» **WORK TO BE COMPLETED**: Copy every one of the entries below without changing a single character, but leave out the pictures.

» **AVAILABLE DATA**:
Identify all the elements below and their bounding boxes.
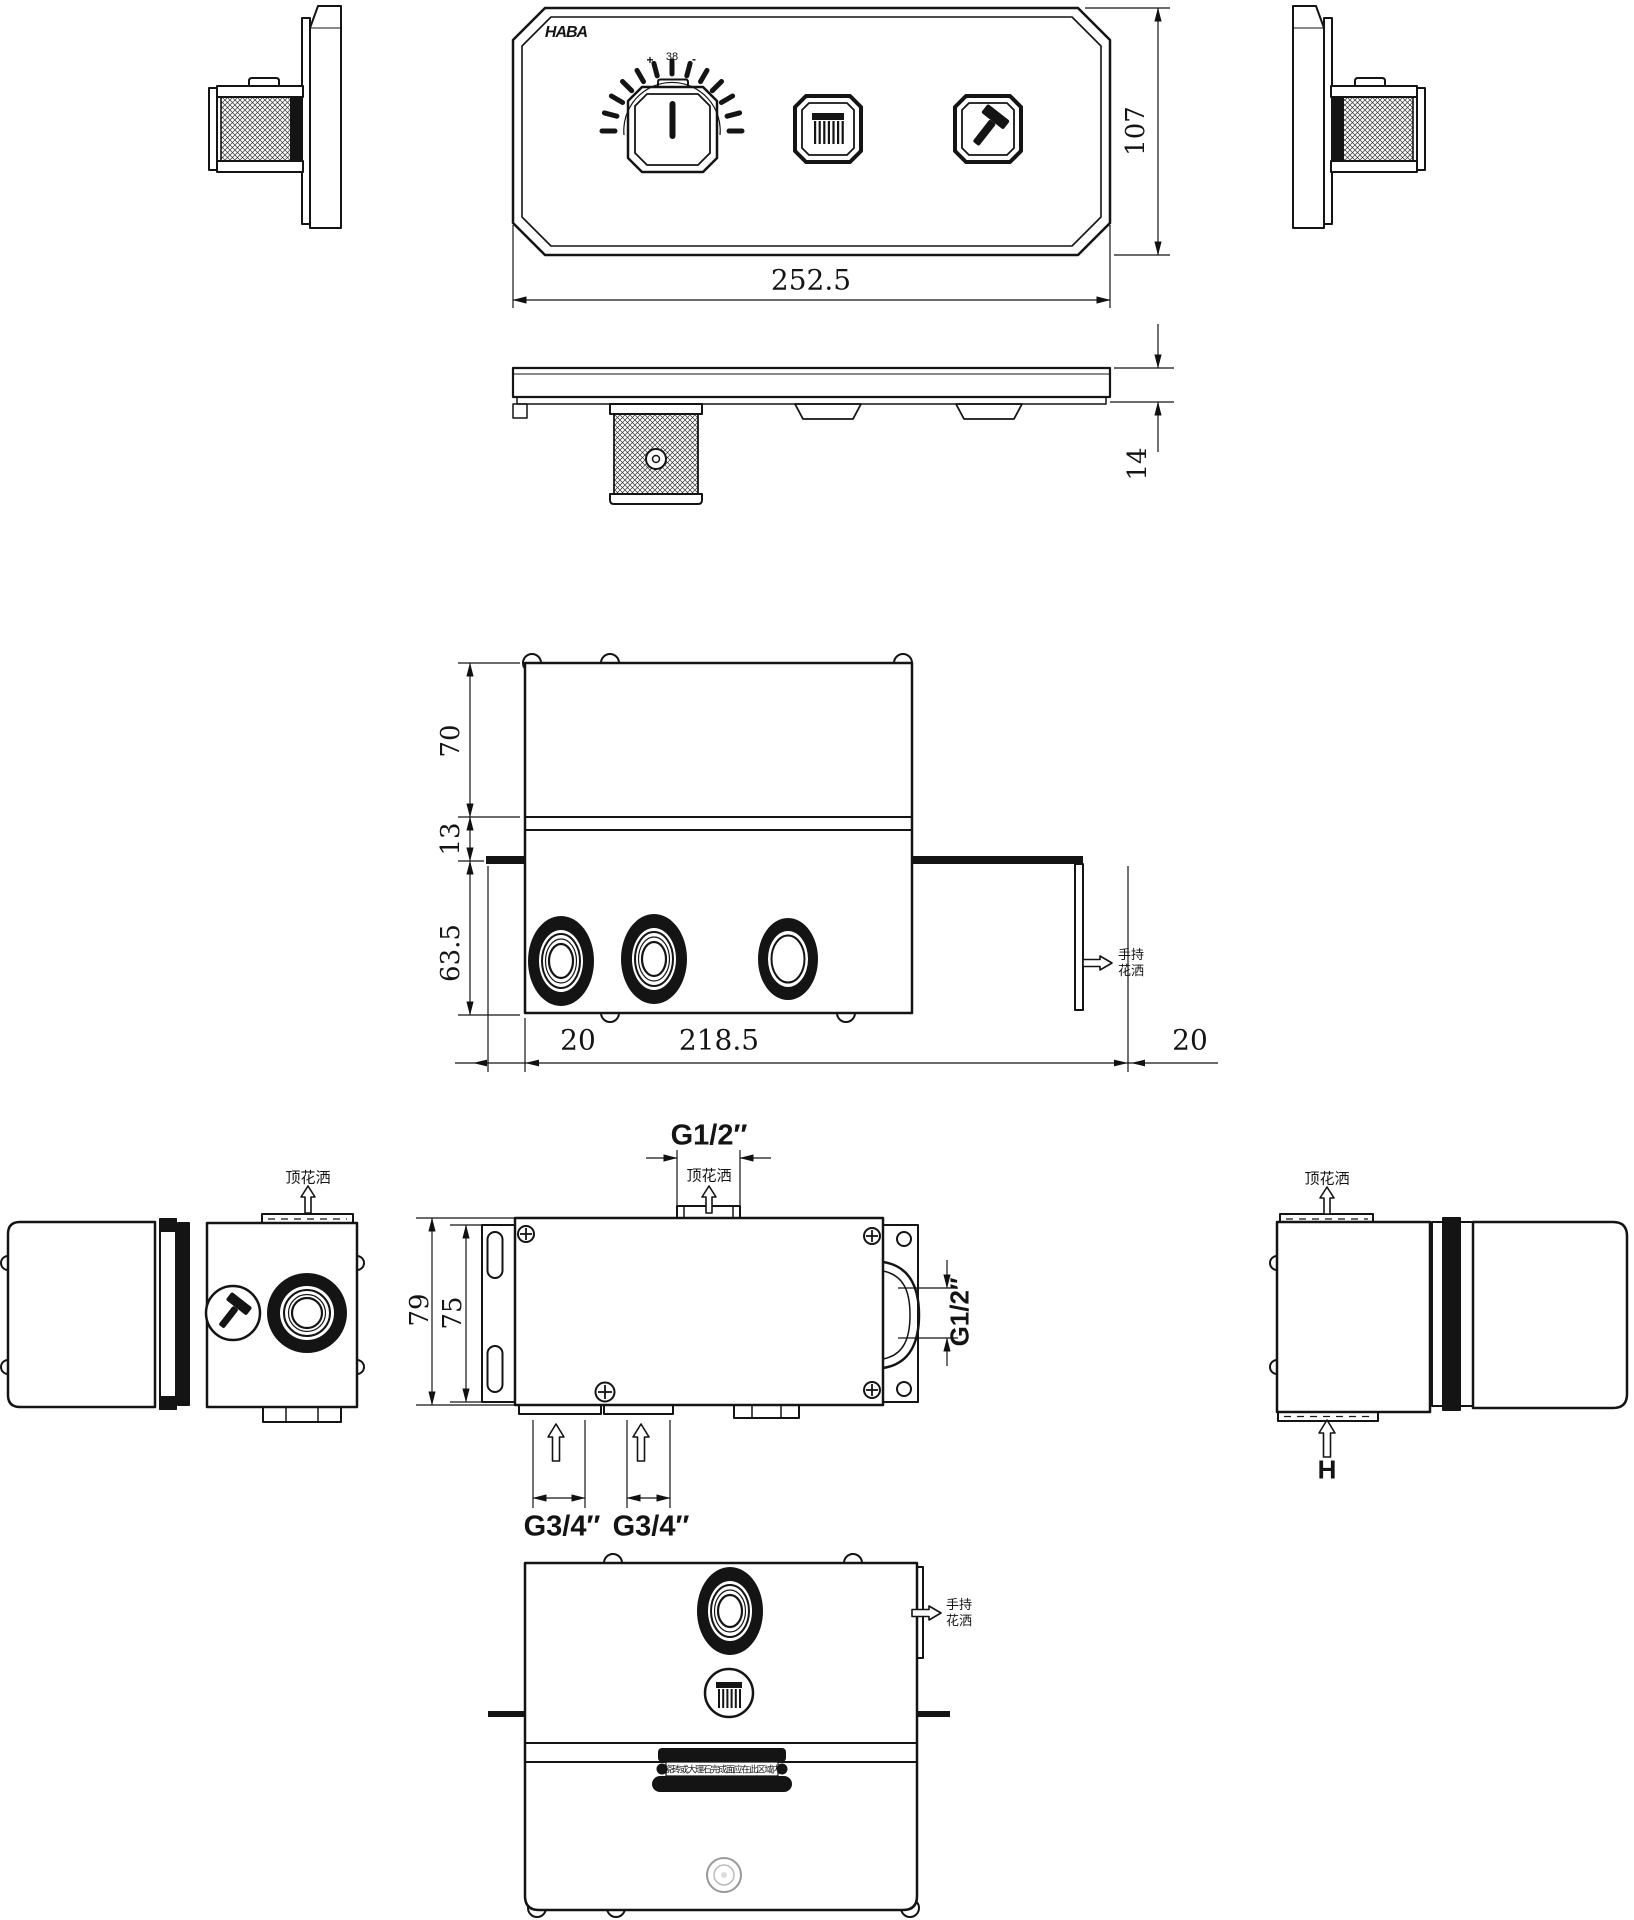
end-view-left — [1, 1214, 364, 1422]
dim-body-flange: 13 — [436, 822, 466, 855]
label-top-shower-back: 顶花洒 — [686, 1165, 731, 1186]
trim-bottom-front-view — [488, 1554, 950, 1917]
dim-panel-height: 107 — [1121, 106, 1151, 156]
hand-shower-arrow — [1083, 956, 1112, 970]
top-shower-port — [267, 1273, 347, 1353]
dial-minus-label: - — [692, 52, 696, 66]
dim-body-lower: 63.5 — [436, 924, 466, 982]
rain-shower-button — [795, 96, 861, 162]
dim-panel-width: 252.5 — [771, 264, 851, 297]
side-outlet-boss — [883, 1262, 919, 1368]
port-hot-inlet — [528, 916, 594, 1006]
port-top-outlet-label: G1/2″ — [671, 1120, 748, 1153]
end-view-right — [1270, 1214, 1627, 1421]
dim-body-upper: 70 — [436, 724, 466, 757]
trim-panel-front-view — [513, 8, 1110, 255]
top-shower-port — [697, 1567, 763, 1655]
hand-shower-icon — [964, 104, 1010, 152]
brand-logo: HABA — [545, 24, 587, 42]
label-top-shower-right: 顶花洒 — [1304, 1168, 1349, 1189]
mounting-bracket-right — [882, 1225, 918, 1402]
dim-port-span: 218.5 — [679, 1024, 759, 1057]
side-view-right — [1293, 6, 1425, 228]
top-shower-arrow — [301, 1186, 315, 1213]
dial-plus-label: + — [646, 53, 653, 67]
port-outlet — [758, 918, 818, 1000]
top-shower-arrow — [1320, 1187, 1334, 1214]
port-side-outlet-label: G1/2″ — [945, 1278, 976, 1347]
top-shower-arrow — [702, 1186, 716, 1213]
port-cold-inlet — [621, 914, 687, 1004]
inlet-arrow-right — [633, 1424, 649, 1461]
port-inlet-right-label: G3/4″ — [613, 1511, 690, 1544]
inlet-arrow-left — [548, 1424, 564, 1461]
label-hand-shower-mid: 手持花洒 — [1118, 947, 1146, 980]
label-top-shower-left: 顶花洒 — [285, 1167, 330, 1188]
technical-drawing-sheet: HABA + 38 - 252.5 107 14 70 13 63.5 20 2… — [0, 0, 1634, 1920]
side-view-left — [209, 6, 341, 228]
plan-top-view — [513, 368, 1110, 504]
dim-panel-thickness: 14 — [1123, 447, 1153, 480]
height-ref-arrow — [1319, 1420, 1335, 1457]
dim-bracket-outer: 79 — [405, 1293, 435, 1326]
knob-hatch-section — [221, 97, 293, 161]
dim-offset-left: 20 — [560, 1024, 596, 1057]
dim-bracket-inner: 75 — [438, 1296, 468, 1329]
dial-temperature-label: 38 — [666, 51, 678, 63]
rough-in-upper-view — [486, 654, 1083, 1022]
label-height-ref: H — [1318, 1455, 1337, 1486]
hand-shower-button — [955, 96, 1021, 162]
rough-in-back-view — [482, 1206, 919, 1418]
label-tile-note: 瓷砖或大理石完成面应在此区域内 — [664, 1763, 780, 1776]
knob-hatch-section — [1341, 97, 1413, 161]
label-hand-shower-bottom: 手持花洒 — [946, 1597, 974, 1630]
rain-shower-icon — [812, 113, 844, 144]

» **ANSWER FOR THE TASK**:
Identify all the elements below and their bounding boxes.
end-view-left — [1, 1214, 364, 1422]
dim-body-flange: 13 — [436, 822, 466, 855]
label-top-shower-back: 顶花洒 — [686, 1165, 731, 1186]
trim-bottom-front-view — [488, 1554, 950, 1917]
dim-panel-height: 107 — [1121, 106, 1151, 156]
hand-shower-arrow — [1083, 956, 1112, 970]
top-shower-port — [267, 1273, 347, 1353]
dial-minus-label: - — [692, 52, 696, 66]
dim-body-lower: 63.5 — [436, 924, 466, 982]
rain-shower-button — [795, 96, 861, 162]
dim-panel-width: 252.5 — [771, 264, 851, 297]
side-outlet-boss — [883, 1262, 919, 1368]
port-hot-inlet — [528, 916, 594, 1006]
port-top-outlet-label: G1/2″ — [671, 1120, 748, 1153]
end-view-right — [1270, 1214, 1627, 1421]
dim-body-upper: 70 — [436, 724, 466, 757]
trim-panel-front-view — [513, 8, 1110, 255]
top-shower-port — [697, 1567, 763, 1655]
hand-shower-icon — [964, 104, 1010, 152]
brand-logo: HABA — [545, 24, 587, 42]
label-top-shower-right: 顶花洒 — [1304, 1168, 1349, 1189]
mounting-bracket-right — [882, 1225, 918, 1402]
dim-port-span: 218.5 — [679, 1024, 759, 1057]
side-view-right — [1293, 6, 1425, 228]
top-shower-arrow — [301, 1186, 315, 1213]
dial-plus-label: + — [646, 53, 653, 67]
port-outlet — [758, 918, 818, 1000]
top-shower-arrow — [1320, 1187, 1334, 1214]
port-side-outlet-label: G1/2″ — [945, 1278, 976, 1347]
top-shower-arrow — [702, 1186, 716, 1213]
port-cold-inlet — [621, 914, 687, 1004]
inlet-arrow-right — [633, 1424, 649, 1461]
port-inlet-right-label: G3/4″ — [613, 1511, 690, 1544]
inlet-arrow-left — [548, 1424, 564, 1461]
label-hand-shower-mid: 手持花洒 — [1118, 947, 1146, 980]
label-top-shower-left: 顶花洒 — [285, 1167, 330, 1188]
technical-drawing-sheet: HABA + 38 - 252.5 107 14 70 13 63.5 20 2… — [0, 0, 1634, 1920]
side-view-left — [209, 6, 341, 228]
plan-top-view — [513, 368, 1110, 504]
dim-panel-thickness: 14 — [1123, 447, 1153, 480]
height-ref-arrow — [1319, 1420, 1335, 1457]
dim-bracket-outer: 79 — [405, 1293, 435, 1326]
knob-hatch-section — [221, 97, 293, 161]
dim-offset-left: 20 — [560, 1024, 596, 1057]
dim-bracket-inner: 75 — [438, 1296, 468, 1329]
dial-temperature-label: 38 — [666, 51, 678, 63]
rough-in-upper-view — [486, 654, 1083, 1022]
label-height-ref: H — [1318, 1455, 1337, 1486]
hand-shower-button — [955, 96, 1021, 162]
rough-in-back-view — [482, 1206, 919, 1418]
label-tile-note: 瓷砖或大理石完成面应在此区域内 — [664, 1763, 780, 1776]
knob-hatch-section — [1341, 97, 1413, 161]
label-hand-shower-bottom: 手持花洒 — [946, 1597, 974, 1630]
rain-shower-icon — [812, 113, 844, 144]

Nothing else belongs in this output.